Copy every line in which the string "Kurikulum" occurs.
## START Exercise materials
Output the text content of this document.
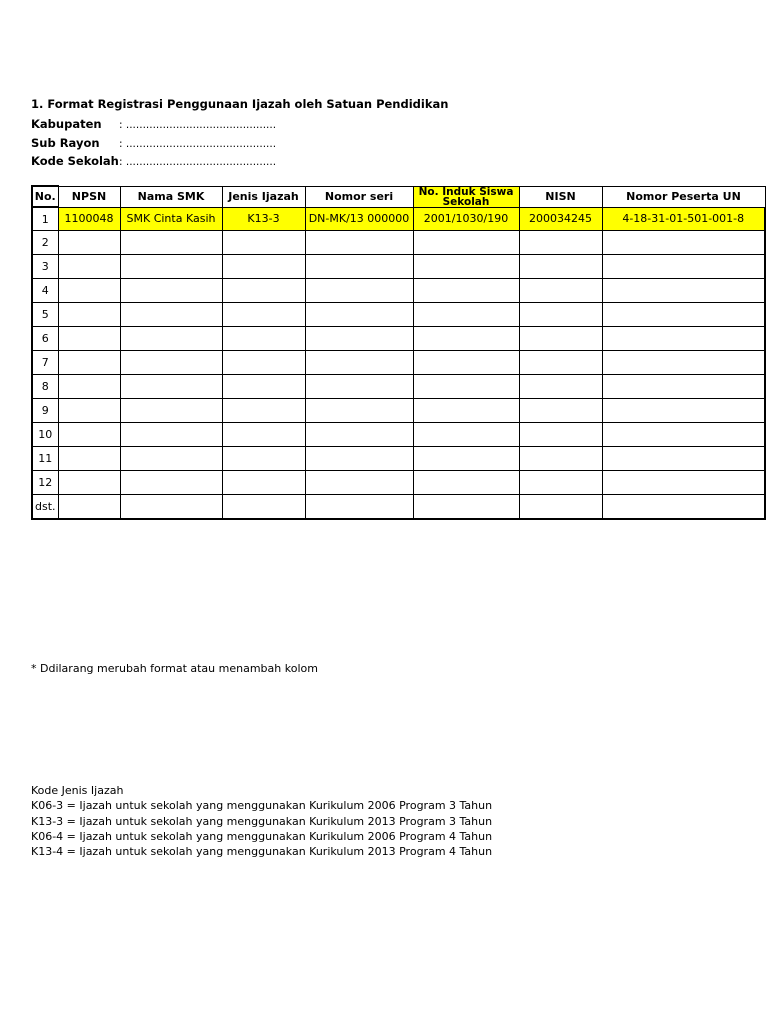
1. Format Registrasi Penggunaan Ijazah oleh Satuan Pendidikan
Kabupaten : .............................................
Sub Rayon : .............................................
Kode Sekolah: .............................................
No.	NPSN	Nama SMK	Jenis Ijazah	Nomor seri	No. Induk Siswa Sekolah	NISN	Nomor Peserta UN
1	1100048	SMK Cinta Kasih	K13-3	DN-MK/13 000000	2001/1030/190	200034245	4-18-31-01-501-001-8
2							
3							
4							
5							
6							
7							
8							
9							
10							
11							
12							
dst.							
* Ddilarang merubah format atau menambah kolom
Kode Jenis Ijazah
K06-3 = Ijazah untuk sekolah yang menggunakan Kurikulum 2006 Program 3 Tahun
K13-3 = Ijazah untuk sekolah yang menggunakan Kurikulum 2013 Program 3 Tahun
K06-4 = Ijazah untuk sekolah yang menggunakan Kurikulum 2006 Program 4 Tahun
K13-4 = Ijazah untuk sekolah yang menggunakan Kurikulum 2013 Program 4 Tahun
## END Exercise materials
§ Result below:
K06-3 = Ijazah untuk sekolah yang menggunakan Kurikulum 2006 Program 3 Tahun
K13-3 = Ijazah untuk sekolah yang menggunakan Kurikulum 2013 Program 3 Tahun
K06-4 = Ijazah untuk sekolah yang menggunakan Kurikulum 2006 Program 4 Tahun
K13-4 = Ijazah untuk sekolah yang menggunakan Kurikulum 2013 Program 4 Tahun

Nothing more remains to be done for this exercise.